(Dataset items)
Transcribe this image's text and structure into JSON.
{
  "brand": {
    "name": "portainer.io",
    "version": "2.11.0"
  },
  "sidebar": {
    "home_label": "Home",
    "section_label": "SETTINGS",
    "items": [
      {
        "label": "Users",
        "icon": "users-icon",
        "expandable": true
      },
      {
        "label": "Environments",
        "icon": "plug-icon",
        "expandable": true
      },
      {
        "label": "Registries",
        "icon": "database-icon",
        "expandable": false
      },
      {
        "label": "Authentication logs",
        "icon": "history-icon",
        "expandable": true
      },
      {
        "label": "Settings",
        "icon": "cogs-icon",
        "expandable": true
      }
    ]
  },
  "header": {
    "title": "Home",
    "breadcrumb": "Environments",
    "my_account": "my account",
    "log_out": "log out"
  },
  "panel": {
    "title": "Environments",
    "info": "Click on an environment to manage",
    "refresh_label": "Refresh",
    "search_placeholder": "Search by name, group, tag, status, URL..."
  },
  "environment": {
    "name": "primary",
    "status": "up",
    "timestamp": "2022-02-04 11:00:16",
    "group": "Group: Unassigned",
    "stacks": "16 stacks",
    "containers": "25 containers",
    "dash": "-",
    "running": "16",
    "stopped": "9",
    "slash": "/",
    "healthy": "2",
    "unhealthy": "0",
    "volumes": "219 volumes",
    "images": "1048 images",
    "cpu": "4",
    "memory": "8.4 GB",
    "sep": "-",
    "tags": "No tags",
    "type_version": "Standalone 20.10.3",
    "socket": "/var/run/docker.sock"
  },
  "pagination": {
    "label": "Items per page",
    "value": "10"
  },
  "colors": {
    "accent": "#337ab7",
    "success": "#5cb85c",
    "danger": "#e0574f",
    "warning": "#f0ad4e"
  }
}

--

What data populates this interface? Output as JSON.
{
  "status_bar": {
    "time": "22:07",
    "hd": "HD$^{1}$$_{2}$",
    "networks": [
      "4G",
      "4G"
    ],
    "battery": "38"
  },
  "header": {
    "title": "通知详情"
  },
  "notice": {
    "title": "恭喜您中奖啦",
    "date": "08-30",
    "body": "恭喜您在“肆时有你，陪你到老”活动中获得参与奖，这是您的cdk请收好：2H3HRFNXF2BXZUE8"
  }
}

---

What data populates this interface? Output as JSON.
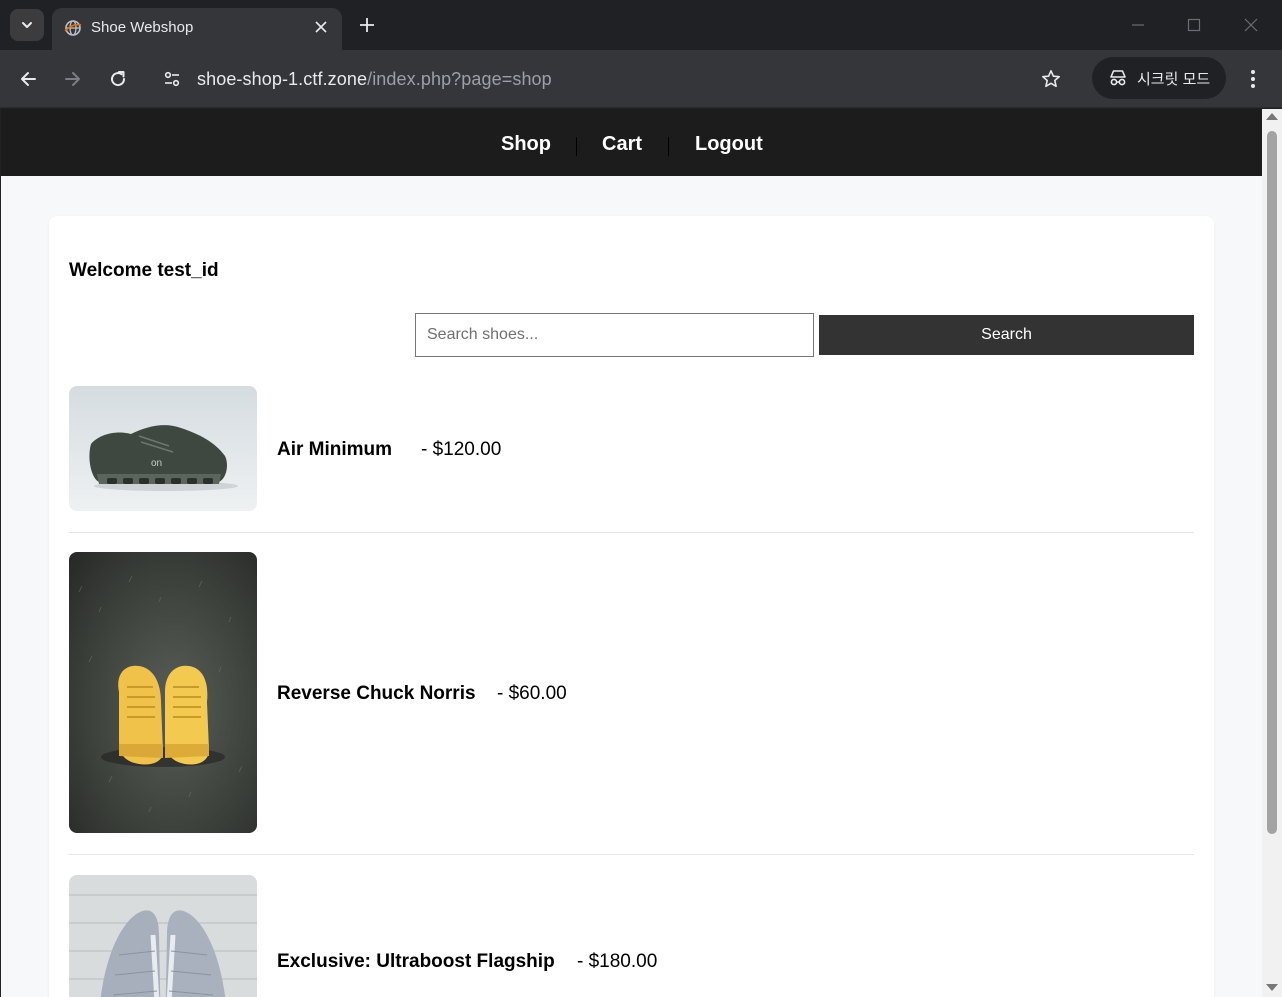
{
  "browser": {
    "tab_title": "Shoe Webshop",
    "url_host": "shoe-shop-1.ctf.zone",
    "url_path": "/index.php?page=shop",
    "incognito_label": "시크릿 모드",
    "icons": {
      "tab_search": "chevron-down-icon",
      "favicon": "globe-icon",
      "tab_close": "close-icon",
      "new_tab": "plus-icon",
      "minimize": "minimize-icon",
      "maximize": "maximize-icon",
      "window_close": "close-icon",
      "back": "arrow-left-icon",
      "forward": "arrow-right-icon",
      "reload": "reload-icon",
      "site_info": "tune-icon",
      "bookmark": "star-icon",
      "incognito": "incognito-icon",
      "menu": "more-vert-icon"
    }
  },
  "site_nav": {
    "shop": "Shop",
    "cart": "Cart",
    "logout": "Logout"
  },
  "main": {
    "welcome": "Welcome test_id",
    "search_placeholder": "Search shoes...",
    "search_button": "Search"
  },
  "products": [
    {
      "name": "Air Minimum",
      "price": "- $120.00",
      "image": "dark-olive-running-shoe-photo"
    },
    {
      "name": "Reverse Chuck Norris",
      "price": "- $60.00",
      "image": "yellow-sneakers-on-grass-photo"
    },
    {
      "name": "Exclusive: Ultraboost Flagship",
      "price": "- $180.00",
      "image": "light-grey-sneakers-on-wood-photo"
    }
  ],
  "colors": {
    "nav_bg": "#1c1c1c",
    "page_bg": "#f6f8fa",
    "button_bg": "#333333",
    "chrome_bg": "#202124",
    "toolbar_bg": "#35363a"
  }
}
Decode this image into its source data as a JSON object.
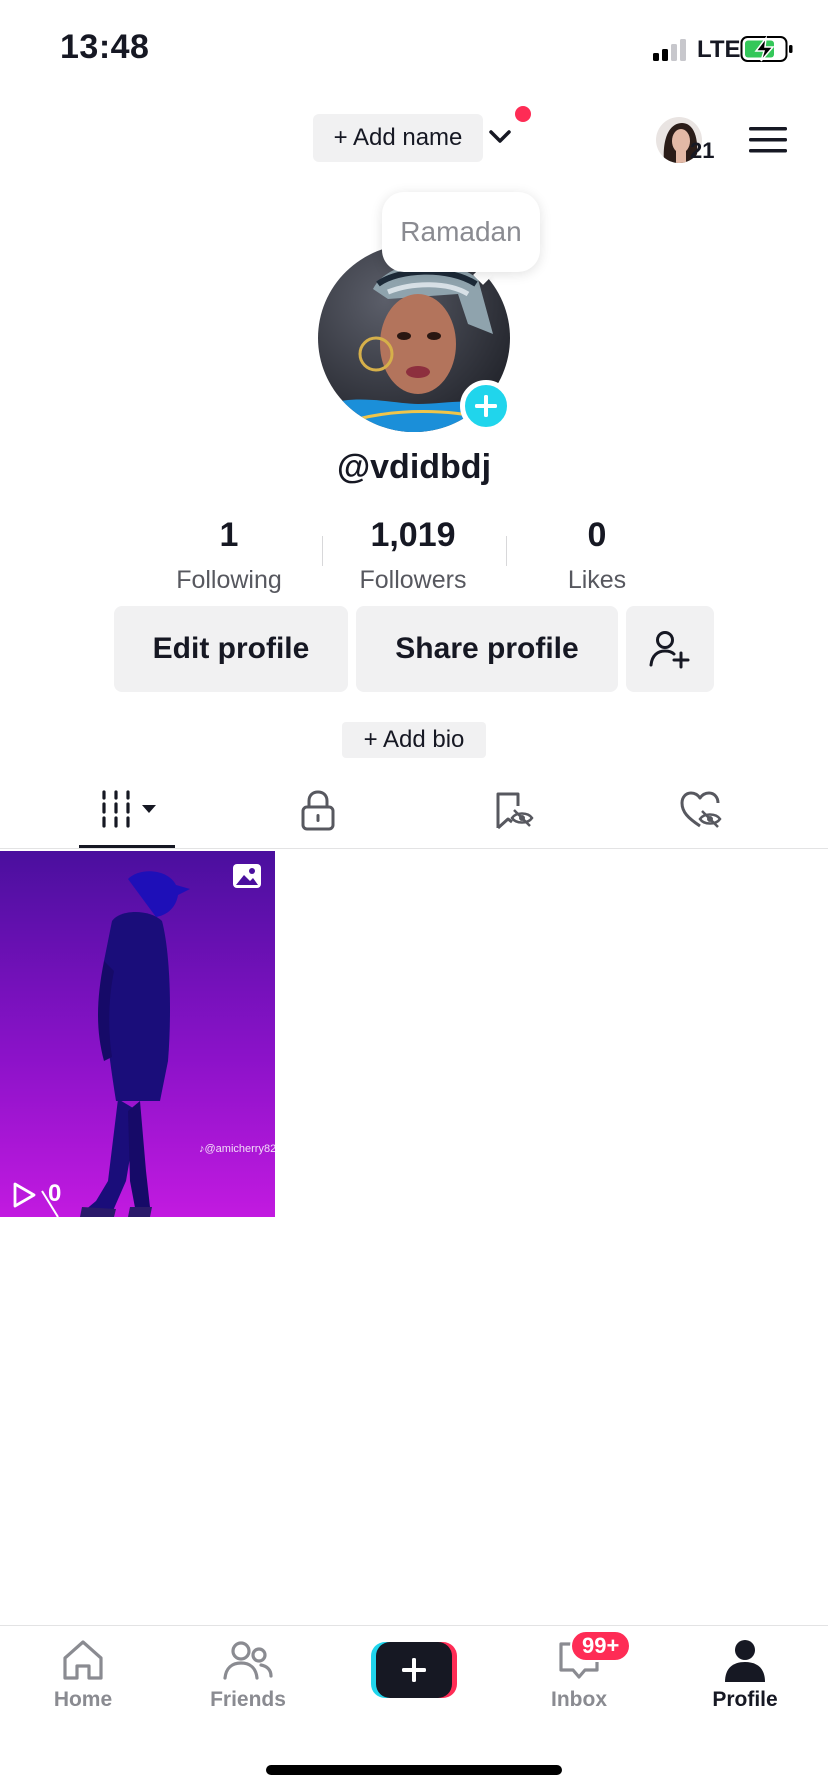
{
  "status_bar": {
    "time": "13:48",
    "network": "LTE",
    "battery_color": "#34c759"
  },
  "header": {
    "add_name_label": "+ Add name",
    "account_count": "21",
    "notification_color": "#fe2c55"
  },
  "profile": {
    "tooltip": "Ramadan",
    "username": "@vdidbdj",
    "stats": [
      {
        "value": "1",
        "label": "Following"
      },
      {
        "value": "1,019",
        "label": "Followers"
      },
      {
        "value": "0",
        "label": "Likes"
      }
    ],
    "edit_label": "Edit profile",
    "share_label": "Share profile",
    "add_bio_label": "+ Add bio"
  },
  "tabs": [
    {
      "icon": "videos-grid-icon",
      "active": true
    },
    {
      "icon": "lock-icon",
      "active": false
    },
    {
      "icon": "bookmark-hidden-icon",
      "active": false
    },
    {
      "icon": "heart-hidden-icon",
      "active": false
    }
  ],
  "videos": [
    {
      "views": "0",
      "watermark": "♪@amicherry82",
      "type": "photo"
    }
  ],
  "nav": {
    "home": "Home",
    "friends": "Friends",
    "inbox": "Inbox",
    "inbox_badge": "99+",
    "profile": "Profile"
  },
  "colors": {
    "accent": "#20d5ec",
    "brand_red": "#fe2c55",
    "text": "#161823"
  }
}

◆ Task description: Provide the number of lines in the data above that contain the string "JSON", and nothing else.

◆ Solution: 4